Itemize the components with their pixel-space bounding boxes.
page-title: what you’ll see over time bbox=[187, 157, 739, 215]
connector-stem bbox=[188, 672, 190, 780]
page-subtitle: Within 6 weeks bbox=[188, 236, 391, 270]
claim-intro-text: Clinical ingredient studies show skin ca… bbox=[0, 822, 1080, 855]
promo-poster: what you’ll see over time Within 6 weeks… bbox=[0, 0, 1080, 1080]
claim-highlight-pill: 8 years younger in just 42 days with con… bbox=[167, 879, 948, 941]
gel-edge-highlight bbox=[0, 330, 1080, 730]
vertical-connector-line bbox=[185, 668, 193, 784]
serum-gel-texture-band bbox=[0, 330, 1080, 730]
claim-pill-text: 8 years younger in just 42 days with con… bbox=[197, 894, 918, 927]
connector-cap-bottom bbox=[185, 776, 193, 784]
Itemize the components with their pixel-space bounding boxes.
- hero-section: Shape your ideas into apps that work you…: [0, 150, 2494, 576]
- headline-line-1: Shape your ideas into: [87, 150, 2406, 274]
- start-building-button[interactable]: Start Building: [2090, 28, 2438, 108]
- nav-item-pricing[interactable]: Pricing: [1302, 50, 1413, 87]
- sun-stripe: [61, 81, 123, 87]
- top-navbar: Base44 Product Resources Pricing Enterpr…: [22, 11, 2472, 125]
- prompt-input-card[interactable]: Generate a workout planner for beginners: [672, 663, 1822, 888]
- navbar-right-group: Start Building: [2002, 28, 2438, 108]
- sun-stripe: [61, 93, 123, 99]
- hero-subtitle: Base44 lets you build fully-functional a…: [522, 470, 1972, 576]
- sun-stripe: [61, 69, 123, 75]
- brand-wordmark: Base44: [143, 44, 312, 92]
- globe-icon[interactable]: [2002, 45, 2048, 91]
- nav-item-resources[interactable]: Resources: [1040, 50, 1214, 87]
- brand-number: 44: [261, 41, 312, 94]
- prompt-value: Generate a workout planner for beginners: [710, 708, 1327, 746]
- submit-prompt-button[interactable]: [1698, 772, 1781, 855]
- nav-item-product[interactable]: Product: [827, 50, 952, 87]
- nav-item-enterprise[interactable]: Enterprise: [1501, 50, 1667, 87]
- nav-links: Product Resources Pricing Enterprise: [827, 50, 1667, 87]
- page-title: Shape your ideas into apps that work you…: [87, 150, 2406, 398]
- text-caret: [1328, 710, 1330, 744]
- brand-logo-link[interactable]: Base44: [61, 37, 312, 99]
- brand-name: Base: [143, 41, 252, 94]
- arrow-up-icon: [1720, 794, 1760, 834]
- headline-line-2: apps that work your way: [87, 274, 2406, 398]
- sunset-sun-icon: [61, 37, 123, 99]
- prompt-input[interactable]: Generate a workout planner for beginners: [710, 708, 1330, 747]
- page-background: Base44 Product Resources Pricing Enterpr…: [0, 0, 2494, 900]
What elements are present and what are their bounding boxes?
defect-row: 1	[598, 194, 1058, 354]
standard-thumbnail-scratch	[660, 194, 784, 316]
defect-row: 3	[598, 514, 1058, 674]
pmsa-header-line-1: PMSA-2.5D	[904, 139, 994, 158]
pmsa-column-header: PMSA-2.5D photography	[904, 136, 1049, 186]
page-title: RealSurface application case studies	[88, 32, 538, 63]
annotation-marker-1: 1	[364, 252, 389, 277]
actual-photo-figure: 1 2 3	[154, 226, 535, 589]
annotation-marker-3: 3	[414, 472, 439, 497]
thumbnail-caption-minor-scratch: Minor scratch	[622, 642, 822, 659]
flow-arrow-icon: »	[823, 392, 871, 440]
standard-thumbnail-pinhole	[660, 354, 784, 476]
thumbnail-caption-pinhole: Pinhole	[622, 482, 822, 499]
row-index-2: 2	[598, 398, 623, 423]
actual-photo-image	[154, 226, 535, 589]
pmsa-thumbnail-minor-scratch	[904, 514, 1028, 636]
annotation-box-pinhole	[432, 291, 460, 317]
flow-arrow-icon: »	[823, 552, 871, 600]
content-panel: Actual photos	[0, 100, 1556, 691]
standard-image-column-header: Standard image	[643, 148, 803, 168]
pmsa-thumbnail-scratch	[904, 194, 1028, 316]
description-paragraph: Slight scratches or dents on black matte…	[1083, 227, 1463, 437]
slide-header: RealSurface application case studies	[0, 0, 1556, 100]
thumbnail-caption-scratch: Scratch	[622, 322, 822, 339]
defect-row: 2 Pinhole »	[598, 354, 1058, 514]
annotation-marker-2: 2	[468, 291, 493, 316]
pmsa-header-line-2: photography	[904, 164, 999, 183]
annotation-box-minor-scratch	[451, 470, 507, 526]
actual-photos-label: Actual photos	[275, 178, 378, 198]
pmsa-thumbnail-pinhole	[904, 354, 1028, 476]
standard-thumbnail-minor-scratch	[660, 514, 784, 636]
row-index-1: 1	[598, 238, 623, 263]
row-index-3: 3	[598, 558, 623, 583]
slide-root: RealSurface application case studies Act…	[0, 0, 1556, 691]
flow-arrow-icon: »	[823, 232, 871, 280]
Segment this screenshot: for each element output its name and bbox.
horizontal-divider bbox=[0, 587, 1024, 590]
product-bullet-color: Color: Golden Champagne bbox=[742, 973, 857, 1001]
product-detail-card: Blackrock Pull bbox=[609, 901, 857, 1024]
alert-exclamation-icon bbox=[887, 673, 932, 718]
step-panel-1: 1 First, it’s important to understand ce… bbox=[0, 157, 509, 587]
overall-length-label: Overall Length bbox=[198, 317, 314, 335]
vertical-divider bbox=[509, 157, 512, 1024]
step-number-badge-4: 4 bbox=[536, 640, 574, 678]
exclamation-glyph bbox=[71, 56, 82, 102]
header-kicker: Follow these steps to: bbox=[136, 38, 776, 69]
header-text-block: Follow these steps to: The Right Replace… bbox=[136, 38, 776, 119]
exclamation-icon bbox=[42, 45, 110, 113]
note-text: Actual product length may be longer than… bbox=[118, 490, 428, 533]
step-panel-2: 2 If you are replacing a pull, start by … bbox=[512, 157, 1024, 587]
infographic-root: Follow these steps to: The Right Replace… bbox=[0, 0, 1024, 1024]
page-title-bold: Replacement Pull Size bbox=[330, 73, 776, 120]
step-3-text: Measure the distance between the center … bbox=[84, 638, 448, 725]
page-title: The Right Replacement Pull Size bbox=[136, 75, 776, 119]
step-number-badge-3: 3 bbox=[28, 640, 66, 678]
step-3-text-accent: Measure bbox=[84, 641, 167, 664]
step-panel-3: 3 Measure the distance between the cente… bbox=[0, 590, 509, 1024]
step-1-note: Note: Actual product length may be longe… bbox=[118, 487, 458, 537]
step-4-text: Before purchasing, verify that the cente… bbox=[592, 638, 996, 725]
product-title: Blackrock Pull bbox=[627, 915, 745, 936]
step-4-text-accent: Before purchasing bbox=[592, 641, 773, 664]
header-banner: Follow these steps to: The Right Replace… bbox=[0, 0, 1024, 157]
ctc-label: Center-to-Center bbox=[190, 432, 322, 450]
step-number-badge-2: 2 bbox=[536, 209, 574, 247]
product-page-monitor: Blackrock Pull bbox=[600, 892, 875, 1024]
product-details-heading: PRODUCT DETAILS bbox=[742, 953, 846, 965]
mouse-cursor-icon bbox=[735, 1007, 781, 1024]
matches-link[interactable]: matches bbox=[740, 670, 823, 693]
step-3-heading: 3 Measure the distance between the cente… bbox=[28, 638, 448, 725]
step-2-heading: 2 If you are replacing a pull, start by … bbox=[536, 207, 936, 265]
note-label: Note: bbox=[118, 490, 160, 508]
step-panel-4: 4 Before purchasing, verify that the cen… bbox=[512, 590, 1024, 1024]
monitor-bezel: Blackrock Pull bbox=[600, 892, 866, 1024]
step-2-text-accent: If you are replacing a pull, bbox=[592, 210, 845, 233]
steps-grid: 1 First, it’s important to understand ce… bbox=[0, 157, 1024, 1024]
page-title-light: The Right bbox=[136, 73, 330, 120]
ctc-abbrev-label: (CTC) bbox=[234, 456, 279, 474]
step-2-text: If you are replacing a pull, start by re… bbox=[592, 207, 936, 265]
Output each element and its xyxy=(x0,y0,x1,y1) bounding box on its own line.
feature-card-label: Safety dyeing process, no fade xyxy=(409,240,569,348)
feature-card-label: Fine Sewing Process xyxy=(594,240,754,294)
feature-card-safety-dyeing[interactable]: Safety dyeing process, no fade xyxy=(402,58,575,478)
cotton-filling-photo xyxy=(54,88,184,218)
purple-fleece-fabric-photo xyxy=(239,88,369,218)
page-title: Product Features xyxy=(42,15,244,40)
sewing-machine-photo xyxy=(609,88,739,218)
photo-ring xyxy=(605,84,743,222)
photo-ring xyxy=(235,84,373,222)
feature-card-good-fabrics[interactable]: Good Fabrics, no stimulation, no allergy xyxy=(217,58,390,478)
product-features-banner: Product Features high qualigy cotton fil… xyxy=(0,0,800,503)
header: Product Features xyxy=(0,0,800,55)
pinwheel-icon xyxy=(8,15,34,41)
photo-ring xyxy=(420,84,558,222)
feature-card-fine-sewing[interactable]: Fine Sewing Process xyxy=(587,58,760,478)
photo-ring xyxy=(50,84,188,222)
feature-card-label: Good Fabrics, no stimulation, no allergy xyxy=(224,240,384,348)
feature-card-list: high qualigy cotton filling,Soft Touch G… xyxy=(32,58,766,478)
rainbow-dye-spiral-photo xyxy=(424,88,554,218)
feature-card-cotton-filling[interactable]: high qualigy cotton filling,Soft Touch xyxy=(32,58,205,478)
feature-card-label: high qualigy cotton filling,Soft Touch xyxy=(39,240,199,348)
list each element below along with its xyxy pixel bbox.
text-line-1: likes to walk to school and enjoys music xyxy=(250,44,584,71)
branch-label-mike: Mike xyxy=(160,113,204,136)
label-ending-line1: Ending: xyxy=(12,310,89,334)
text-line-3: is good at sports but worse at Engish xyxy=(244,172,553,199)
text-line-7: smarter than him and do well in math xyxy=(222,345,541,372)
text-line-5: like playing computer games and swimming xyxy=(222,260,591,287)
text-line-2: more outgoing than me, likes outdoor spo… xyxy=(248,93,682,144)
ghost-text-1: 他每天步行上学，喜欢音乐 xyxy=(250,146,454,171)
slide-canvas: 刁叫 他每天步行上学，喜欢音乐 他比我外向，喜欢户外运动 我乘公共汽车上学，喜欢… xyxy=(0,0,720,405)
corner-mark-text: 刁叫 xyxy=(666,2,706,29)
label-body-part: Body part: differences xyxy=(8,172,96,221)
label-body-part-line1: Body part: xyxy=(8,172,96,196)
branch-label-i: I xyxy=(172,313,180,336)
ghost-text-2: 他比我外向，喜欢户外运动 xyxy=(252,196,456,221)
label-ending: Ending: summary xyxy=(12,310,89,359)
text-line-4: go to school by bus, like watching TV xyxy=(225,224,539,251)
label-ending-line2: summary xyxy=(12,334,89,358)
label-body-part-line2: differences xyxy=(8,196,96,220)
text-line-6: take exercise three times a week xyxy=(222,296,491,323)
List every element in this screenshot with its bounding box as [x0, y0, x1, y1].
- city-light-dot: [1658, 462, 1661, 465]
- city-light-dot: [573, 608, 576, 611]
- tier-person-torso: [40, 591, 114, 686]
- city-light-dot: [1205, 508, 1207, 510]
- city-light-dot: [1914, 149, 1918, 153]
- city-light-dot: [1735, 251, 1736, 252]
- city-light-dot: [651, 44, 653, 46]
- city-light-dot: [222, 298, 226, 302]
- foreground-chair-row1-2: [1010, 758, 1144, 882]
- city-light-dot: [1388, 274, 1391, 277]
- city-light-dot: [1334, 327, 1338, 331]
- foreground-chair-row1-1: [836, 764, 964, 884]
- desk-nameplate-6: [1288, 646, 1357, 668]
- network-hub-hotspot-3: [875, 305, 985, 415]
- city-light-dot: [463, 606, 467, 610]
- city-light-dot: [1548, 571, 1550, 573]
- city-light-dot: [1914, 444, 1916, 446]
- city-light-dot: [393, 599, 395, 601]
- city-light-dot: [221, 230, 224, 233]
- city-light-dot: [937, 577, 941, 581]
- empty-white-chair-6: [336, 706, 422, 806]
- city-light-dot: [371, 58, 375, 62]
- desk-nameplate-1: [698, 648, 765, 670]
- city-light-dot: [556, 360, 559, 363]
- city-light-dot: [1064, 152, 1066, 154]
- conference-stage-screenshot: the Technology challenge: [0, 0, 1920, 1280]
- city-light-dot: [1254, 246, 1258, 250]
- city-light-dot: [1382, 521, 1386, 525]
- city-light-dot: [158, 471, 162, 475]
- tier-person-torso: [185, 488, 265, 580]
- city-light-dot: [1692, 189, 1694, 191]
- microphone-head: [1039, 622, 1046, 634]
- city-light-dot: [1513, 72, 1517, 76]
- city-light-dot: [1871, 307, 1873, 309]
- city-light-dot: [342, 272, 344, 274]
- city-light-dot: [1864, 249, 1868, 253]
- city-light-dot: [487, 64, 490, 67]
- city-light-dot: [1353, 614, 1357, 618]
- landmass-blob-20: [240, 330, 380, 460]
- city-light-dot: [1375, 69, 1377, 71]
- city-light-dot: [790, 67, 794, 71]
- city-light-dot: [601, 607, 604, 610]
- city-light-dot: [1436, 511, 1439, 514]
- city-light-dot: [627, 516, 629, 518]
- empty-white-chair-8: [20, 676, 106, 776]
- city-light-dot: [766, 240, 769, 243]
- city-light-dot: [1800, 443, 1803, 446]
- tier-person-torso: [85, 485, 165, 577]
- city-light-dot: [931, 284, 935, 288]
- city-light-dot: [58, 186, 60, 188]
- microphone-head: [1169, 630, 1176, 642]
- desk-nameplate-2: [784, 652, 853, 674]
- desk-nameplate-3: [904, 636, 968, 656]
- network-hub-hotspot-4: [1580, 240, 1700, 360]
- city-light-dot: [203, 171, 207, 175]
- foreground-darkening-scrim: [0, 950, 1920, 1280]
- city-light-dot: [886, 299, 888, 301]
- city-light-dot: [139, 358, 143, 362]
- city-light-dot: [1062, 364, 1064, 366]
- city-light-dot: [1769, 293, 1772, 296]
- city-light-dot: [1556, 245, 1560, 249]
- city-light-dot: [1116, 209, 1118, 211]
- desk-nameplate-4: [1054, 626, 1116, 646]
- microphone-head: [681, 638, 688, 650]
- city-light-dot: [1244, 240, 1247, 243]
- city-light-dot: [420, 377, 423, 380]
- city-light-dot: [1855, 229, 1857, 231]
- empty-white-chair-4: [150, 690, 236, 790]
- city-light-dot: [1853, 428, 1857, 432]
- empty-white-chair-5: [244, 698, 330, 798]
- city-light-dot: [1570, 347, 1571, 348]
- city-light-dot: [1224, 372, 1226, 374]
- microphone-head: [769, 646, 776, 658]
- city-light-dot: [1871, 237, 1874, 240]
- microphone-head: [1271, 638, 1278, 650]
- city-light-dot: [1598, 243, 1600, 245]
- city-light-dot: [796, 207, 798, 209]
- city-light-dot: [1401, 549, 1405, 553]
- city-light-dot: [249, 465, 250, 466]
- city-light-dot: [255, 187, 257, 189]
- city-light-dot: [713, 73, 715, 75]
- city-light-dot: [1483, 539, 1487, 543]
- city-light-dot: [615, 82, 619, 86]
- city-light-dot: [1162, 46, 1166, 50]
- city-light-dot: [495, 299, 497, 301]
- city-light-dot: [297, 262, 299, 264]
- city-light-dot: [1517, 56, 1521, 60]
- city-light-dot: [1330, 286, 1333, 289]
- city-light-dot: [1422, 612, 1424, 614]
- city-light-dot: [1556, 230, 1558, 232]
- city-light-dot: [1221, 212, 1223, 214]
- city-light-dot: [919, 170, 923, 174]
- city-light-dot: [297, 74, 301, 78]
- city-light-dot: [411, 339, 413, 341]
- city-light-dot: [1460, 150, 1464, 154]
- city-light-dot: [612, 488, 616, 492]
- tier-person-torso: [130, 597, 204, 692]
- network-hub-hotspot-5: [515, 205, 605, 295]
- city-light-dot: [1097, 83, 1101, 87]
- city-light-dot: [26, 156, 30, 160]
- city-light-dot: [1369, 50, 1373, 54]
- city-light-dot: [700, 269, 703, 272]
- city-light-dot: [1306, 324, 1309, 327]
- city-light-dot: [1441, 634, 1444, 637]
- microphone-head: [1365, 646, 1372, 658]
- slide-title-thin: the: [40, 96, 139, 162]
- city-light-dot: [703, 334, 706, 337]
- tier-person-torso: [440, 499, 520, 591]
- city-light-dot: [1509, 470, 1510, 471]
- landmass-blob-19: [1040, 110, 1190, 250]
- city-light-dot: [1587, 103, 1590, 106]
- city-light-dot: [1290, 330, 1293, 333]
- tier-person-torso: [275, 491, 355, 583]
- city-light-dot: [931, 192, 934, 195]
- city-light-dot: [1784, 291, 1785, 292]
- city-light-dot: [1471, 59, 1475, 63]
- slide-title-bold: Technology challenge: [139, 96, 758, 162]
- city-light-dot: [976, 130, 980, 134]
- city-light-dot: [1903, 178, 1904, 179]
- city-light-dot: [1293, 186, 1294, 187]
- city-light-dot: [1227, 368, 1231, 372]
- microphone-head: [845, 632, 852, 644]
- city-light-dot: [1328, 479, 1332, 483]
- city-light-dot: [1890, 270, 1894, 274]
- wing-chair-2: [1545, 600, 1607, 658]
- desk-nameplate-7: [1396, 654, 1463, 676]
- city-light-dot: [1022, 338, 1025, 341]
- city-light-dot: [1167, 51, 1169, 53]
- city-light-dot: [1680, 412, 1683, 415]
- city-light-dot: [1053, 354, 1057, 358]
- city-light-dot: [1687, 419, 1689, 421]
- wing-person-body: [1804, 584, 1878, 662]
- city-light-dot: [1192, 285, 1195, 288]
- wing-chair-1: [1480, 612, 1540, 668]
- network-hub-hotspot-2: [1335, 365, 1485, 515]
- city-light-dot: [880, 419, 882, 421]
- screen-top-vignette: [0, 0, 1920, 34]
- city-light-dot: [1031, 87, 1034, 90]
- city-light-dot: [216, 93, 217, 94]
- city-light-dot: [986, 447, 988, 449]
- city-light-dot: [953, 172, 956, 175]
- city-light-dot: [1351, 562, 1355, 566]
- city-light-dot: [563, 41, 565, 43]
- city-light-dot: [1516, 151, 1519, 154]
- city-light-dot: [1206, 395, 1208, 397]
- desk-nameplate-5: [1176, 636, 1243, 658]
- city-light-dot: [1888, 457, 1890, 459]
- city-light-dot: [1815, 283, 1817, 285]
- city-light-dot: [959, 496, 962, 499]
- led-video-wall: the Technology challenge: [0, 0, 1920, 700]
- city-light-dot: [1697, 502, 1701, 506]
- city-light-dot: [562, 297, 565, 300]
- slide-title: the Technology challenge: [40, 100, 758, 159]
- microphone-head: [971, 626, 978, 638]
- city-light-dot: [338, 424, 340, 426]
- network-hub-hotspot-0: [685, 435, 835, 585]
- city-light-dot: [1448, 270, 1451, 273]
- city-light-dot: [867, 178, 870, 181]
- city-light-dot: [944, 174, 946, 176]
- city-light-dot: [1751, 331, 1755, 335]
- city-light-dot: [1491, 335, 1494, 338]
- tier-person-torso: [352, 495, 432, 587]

REQUIREMENTS: Print the rows from the very first one through the line containing "- sun-stripe: [61, 69, 123, 75]", both ends included, copying each line exactly.

TASK SOLUTION:
Itemize the components with their pixel-space bounding boxes.
page-title: what you’ll see over time bbox=[187, 157, 739, 215]
connector-stem bbox=[188, 672, 190, 780]
page-subtitle: Within 6 weeks bbox=[188, 236, 391, 270]
claim-intro-text: Clinical ingredient studies show skin ca… bbox=[0, 822, 1080, 855]
promo-poster: what you’ll see over time Within 6 weeks… bbox=[0, 0, 1080, 1080]
claim-highlight-pill: 8 years younger in just 42 days with con… bbox=[167, 879, 948, 941]
gel-edge-highlight bbox=[0, 330, 1080, 730]
vertical-connector-line bbox=[185, 668, 193, 784]
serum-gel-texture-band bbox=[0, 330, 1080, 730]
claim-pill-text: 8 years younger in just 42 days with con… bbox=[197, 894, 918, 927]
connector-cap-bottom bbox=[185, 776, 193, 784]
Itemize the components with their pixel-space bounding boxes.
- hero-section: Shape your ideas into apps that work you…: [0, 150, 2494, 576]
- headline-line-1: Shape your ideas into: [87, 150, 2406, 274]
- start-building-button[interactable]: Start Building: [2090, 28, 2438, 108]
- nav-item-pricing[interactable]: Pricing: [1302, 50, 1413, 87]
- sun-stripe: [61, 81, 123, 87]
- top-navbar: Base44 Product Resources Pricing Enterpr…: [22, 11, 2472, 125]
- prompt-input-card[interactable]: Generate a workout planner for beginners: [672, 663, 1822, 888]
- navbar-right-group: Start Building: [2002, 28, 2438, 108]
- sun-stripe: [61, 93, 123, 99]
- hero-subtitle: Base44 lets you build fully-functional a…: [522, 470, 1972, 576]
- sun-stripe: [61, 69, 123, 75]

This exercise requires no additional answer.